# [Goal]
Wherever the string "moldes" appears in a line, extract that line.

# [Records for the exercise]
▶

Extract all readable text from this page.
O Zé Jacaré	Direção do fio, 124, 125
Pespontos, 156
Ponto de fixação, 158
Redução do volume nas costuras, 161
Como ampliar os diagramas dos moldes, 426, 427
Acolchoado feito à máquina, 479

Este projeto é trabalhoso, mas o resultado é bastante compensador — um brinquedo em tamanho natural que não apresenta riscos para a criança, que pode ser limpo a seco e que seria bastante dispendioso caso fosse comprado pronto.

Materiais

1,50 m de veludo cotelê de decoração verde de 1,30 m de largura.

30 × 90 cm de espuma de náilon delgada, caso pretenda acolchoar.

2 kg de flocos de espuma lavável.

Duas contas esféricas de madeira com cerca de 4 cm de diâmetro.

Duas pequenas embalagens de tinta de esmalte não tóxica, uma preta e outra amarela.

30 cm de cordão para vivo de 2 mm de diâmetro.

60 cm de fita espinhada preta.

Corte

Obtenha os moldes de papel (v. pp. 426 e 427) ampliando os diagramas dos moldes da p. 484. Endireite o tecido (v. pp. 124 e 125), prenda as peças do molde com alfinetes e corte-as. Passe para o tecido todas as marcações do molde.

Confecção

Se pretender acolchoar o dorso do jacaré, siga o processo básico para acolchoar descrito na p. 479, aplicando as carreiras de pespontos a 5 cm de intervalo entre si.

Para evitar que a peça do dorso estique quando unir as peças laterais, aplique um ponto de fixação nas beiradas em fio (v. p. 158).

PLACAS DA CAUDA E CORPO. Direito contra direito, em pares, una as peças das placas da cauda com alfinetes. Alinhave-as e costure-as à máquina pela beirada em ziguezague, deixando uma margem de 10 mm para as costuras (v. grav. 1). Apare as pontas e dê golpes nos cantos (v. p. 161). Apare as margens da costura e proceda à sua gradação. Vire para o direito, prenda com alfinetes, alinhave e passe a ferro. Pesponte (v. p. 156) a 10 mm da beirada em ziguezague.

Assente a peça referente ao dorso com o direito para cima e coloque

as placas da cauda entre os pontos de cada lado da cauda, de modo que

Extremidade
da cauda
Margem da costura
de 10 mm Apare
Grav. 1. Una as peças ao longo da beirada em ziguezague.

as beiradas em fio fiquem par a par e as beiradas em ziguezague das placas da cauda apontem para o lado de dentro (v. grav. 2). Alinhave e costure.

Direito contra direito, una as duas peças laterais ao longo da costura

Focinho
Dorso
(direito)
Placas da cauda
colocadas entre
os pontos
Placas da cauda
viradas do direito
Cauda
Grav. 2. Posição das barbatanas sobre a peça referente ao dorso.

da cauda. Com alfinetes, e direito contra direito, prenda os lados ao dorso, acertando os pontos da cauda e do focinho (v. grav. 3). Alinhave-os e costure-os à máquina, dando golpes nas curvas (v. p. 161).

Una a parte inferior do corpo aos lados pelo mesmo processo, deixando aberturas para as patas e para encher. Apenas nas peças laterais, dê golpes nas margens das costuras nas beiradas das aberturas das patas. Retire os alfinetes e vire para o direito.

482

◀

# [Solution to this exercise]
Como ampliar os diagramas dos moldes, 426, 427
Obtenha os moldes de papel (v. pp. 426 e 427) ampliando os diagramas dos moldes da p. 484. Endireite o tecido (v. pp. 124 e 125), prenda as peças do molde com alfinetes e corte-as. Passe para o tecido todas as marcações do molde.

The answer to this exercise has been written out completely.